## GIVEN REQUEST
Each line of the listing that contains the word "sodium" is to be copied.

## MATERIAL TO PROCESS
· · · · ·
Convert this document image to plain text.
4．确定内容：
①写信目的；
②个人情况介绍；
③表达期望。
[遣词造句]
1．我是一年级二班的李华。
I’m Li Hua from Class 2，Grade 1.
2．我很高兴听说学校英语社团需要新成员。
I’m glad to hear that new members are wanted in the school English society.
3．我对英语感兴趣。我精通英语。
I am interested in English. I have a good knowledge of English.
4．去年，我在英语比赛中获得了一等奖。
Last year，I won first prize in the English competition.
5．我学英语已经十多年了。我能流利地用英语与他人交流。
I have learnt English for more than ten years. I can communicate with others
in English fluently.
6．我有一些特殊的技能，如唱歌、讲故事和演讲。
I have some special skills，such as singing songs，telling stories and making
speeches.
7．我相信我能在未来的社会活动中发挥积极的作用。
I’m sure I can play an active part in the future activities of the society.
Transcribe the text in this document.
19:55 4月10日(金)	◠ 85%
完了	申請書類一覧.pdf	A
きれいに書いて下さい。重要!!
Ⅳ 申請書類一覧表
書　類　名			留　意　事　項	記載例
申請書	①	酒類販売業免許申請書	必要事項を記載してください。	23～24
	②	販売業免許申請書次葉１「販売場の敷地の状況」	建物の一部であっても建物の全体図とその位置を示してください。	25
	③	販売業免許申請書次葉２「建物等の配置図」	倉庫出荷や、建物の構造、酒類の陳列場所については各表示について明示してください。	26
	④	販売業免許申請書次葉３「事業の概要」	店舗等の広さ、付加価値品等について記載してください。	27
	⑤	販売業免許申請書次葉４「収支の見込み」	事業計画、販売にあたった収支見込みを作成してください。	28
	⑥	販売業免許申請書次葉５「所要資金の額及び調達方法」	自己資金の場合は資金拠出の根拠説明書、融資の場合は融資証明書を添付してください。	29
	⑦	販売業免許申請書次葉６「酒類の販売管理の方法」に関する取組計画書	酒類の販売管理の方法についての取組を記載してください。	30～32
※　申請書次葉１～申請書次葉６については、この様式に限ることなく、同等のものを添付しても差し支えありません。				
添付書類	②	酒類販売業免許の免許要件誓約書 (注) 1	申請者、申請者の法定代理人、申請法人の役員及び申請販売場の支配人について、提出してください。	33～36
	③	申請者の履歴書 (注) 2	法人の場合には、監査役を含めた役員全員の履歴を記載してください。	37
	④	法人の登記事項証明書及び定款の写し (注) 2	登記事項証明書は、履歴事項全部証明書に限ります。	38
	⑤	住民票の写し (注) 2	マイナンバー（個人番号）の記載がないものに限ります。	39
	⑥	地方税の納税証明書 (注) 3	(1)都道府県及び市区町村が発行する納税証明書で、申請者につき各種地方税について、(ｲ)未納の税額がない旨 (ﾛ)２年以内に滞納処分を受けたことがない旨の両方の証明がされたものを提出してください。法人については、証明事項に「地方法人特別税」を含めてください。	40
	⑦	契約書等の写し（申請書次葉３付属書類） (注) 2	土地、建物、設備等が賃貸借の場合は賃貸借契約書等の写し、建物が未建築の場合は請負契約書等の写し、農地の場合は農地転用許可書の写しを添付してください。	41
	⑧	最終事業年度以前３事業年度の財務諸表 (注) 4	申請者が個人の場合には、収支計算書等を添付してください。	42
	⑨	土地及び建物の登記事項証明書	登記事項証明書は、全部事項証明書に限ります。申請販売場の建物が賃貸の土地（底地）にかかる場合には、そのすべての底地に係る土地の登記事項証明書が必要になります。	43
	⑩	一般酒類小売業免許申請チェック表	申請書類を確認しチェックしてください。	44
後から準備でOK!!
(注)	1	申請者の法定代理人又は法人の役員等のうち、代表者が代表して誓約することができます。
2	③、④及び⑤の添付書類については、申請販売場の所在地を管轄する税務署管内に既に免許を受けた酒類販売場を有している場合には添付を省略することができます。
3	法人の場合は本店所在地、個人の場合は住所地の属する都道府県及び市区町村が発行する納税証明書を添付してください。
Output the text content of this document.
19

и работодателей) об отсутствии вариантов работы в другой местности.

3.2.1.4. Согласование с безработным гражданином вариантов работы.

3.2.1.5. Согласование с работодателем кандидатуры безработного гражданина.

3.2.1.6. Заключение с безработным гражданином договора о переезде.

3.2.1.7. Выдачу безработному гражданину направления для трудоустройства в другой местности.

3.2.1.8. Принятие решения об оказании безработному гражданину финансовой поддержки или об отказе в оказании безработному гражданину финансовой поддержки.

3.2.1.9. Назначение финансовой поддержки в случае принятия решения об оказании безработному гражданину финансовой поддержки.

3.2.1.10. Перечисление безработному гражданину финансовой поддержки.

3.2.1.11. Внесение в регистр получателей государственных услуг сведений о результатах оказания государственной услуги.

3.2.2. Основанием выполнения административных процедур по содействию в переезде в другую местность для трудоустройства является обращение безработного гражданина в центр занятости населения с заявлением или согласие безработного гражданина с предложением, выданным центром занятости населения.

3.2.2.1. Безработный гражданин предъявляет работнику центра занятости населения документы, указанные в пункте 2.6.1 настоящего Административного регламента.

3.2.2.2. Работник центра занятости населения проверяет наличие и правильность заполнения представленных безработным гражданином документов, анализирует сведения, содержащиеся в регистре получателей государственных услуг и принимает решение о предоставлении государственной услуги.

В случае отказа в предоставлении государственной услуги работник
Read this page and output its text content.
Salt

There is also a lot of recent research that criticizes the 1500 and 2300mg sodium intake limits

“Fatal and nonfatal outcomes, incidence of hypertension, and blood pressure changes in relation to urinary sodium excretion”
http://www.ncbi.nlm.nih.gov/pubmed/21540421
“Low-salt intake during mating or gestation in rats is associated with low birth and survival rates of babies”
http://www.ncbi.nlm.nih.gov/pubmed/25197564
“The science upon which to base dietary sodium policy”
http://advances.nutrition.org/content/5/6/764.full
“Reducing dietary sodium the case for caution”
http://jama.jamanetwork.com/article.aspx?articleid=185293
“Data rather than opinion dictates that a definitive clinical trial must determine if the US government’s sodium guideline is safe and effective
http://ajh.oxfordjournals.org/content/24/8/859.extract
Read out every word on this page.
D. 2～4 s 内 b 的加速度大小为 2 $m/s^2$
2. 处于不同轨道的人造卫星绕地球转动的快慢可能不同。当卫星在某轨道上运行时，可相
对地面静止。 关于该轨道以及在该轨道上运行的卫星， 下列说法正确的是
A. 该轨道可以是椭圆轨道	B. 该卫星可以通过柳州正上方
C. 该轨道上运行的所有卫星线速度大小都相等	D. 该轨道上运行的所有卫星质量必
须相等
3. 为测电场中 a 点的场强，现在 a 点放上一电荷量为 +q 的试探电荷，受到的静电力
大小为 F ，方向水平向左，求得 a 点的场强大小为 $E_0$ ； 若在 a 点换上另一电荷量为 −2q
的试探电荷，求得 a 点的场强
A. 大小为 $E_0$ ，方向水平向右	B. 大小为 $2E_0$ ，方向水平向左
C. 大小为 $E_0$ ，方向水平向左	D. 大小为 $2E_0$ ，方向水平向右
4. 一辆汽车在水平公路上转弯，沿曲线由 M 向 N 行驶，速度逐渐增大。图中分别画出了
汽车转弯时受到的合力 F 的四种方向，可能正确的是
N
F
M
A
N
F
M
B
· · · · ·
## WRITTEN REPLY
There is also a lot of recent research that criticizes the 1500 and 2300mg sodium intake limits
“Fatal and nonfatal outcomes, incidence of hypertension, and blood pressure changes in relation to urinary sodium excretion”
“The science upon which to base dietary sodium policy”
“Reducing dietary sodium the case for caution”
“Data rather than opinion dictates that a definitive clinical trial must determine if the US government’s sodium guideline is safe and effective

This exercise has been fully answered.